» **What is asked**
All of the entries need to be written out again, exactly as they are.

» **Excerpt from a dataset**

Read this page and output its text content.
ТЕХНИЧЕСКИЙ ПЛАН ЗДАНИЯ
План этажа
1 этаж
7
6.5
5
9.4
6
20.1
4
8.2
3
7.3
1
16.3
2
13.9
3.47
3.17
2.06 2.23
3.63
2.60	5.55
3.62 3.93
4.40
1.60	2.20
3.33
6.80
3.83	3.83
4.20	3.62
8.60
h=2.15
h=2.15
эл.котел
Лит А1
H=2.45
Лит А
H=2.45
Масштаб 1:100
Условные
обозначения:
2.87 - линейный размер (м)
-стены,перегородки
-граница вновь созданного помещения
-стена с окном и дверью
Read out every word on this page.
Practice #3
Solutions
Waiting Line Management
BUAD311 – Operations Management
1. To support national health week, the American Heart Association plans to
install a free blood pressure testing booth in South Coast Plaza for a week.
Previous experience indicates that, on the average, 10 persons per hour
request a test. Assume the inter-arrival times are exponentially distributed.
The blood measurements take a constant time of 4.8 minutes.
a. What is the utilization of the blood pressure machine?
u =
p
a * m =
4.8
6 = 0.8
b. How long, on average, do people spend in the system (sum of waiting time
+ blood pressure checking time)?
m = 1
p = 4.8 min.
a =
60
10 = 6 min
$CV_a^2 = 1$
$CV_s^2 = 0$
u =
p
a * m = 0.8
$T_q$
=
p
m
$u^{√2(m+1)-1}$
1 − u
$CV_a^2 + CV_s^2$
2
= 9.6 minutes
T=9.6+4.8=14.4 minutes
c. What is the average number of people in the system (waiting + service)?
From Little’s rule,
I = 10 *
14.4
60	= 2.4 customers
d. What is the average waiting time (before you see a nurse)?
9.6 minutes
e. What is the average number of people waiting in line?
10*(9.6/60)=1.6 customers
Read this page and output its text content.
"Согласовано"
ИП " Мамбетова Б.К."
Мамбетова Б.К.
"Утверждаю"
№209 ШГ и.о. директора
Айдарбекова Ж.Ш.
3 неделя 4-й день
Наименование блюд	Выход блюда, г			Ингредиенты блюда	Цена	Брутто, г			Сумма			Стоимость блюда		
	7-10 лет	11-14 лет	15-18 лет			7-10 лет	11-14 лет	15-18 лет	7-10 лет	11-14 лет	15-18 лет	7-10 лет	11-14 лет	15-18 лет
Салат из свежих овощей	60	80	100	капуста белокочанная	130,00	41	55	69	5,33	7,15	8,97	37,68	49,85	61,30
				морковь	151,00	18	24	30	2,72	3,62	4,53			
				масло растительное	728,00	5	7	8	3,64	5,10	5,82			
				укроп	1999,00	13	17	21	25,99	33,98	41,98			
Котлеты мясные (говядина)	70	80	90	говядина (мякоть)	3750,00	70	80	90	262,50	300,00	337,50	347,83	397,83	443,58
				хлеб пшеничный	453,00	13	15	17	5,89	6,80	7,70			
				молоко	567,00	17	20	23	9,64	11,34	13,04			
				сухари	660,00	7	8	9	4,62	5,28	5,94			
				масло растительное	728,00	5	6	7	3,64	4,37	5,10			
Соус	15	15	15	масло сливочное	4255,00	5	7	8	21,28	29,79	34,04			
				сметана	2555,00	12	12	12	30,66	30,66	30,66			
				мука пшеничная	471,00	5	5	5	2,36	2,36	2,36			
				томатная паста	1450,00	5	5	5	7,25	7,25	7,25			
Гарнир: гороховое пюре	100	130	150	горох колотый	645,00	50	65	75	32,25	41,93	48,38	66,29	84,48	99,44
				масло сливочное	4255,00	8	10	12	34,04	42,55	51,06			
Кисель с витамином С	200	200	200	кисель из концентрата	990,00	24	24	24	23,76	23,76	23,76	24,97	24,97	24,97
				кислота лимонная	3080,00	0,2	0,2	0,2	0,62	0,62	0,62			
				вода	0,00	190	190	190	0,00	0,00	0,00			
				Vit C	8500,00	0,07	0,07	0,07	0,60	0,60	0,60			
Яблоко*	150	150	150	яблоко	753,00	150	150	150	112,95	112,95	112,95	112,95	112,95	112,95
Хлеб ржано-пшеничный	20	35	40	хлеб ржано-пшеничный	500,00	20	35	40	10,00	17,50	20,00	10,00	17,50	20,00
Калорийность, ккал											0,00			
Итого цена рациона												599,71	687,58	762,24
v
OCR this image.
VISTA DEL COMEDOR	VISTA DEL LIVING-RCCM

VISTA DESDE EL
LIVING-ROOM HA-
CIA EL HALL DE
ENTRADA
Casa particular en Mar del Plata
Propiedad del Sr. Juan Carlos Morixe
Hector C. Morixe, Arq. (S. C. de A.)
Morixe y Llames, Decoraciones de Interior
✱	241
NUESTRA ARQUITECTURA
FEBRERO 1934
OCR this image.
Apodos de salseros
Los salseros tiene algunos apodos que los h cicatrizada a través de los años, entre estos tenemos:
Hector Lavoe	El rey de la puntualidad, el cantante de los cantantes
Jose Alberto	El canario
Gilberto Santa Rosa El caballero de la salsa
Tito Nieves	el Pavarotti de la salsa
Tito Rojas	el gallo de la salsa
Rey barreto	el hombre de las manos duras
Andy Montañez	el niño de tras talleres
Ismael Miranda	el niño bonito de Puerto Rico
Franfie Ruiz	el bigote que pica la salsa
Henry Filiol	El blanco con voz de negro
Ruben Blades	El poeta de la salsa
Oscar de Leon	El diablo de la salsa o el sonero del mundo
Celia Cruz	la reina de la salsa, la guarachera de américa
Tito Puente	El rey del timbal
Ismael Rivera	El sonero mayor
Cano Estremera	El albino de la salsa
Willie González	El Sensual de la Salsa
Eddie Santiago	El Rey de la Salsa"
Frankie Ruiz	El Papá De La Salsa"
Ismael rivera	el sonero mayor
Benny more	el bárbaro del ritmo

» **Written response**
Read this page and output its text content.
ТЕХНИЧЕСКИЙ ПЛАН ЗДАНИЯ
План этажа
1 этаж
7
6.5
5
9.4
6
20.1
4
8.2
3
7.3
1
16.3
2
13.9
3.47
3.17
2.06 2.23
3.63
2.60	5.55
3.62 3.93
4.40
1.60	2.20
3.33
6.80
3.83	3.83
4.20	3.62
8.60
h=2.15
h=2.15
эл.котел
Лит А1
H=2.45
Лит А
H=2.45
Масштаб 1:100
Условные
обозначения:
2.87 - линейный размер (м)
-стены,перегородки
-граница вновь созданного помещения
-стена с окном и дверью
Read out every word on this page.
Practice #3
Solutions
Waiting Line Management
BUAD311 – Operations Management
1. To support national health week, the American Heart Association plans to
install a free blood pressure testing booth in South Coast Plaza for a week.
Previous experience indicates that, on the average, 10 persons per hour
request a test. Assume the inter-arrival times are exponentially distributed.
The blood measurements take a constant time of 4.8 minutes.
a. What is the utilization of the blood pressure machine?
u =
p
a * m =
4.8
6 = 0.8
b. How long, on average, do people spend in the system (sum of waiting time
+ blood pressure checking time)?
m = 1
p = 4.8 min.
a =
60
10 = 6 min
$CV_a^2 = 1$
$CV_s^2 = 0$
u =
p
a * m = 0.8
$T_q$
=
p
m
$u^{√2(m+1)-1}$
1 − u
$CV_a^2 + CV_s^2$
2
= 9.6 minutes
T=9.6+4.8=14.4 minutes
c. What is the average number of people in the system (waiting + service)?
From Little’s rule,
I = 10 *
14.4
60	= 2.4 customers
d. What is the average waiting time (before you see a nurse)?
9.6 minutes
e. What is the average number of people waiting in line?
10*(9.6/60)=1.6 customers
Read this page and output its text content.
"Согласовано"
ИП " Мамбетова Б.К."
Мамбетова Б.К.
"Утверждаю"
№209 ШГ и.о. директора
Айдарбекова Ж.Ш.
3 неделя 4-й день
Наименование блюд	Выход блюда, г			Ингредиенты блюда	Цена	Брутто, г			Сумма			Стоимость блюда		
	7-10 лет	11-14 лет	15-18 лет			7-10 лет	11-14 лет	15-18 лет	7-10 лет	11-14 лет	15-18 лет	7-10 лет	11-14 лет	15-18 лет
Салат из свежих овощей	60	80	100	капуста белокочанная	130,00	41	55	69	5,33	7,15	8,97	37,68	49,85	61,30
				морковь	151,00	18	24	30	2,72	3,62	4,53			
				масло растительное	728,00	5	7	8	3,64	5,10	5,82			
				укроп	1999,00	13	17	21	25,99	33,98	41,98			
Котлеты мясные (говядина)	70	80	90	говядина (мякоть)	3750,00	70	80	90	262,50	300,00	337,50	347,83	397,83	443,58
				хлеб пшеничный	453,00	13	15	17	5,89	6,80	7,70			
				молоко	567,00	17	20	23	9,64	11,34	13,04			
				сухари	660,00	7	8	9	4,62	5,28	5,94			
				масло растительное	728,00	5	6	7	3,64	4,37	5,10			
Соус	15	15	15	масло сливочное	4255,00	5	7	8	21,28	29,79	34,04			
				сметана	2555,00	12	12	12	30,66	30,66	30,66			
				мука пшеничная	471,00	5	5	5	2,36	2,36	2,36			
				томатная паста	1450,00	5	5	5	7,25	7,25	7,25			
Гарнир: гороховое пюре	100	130	150	горох колотый	645,00	50	65	75	32,25	41,93	48,38	66,29	84,48	99,44
				масло сливочное	4255,00	8	10	12	34,04	42,55	51,06			
Кисель с витамином С	200	200	200	кисель из концентрата	990,00	24	24	24	23,76	23,76	23,76	24,97	24,97	24,97
				кислота лимонная	3080,00	0,2	0,2	0,2	0,62	0,62	0,62			
				вода	0,00	190	190	190	0,00	0,00	0,00			
				Vit C	8500,00	0,07	0,07	0,07	0,60	0,60	0,60			
Яблоко*	150	150	150	яблоко	753,00	150	150	150	112,95	112,95	112,95	112,95	112,95	112,95
Хлеб ржано-пшеничный	20	35	40	хлеб ржано-пшеничный	500,00	20	35	40	10,00	17,50	20,00	10,00	17,50	20,00
Калорийность, ккал											0,00			
Итого цена рациона												599,71	687,58	762,24
v
OCR this image.
VISTA DEL COMEDOR	VISTA DEL LIVING-RCCM

VISTA DESDE EL
LIVING-ROOM HA-
CIA EL HALL DE
ENTRADA
Casa particular en Mar del Plata
Propiedad del Sr. Juan Carlos Morixe
Hector C. Morixe, Arq. (S. C. de A.)
Morixe y Llames, Decoraciones de Interior
✱	241
NUESTRA ARQUITECTURA
FEBRERO 1934
OCR this image.
Apodos de salseros
Los salseros tiene algunos apodos que los h cicatrizada a través de los años, entre estos tenemos:
Hector Lavoe	El rey de la puntualidad, el cantante de los cantantes
Jose Alberto	El canario
Gilberto Santa Rosa El caballero de la salsa
Tito Nieves	el Pavarotti de la salsa
Tito Rojas	el gallo de la salsa
Rey barreto	el hombre de las manos duras
Andy Montañez	el niño de tras talleres
Ismael Miranda	el niño bonito de Puerto Rico
Franfie Ruiz	el bigote que pica la salsa
Henry Filiol	El blanco con voz de negro
Ruben Blades	El poeta de la salsa
Oscar de Leon	El diablo de la salsa o el sonero del mundo
Celia Cruz	la reina de la salsa, la guarachera de américa
Tito Puente	El rey del timbal
Ismael Rivera	El sonero mayor
Cano Estremera	El albino de la salsa
Willie González	El Sensual de la Salsa
Eddie Santiago	El Rey de la Salsa"
Frankie Ruiz	El Papá De La Salsa"
Ismael rivera	el sonero mayor
Benny more	el bárbaro del ritmo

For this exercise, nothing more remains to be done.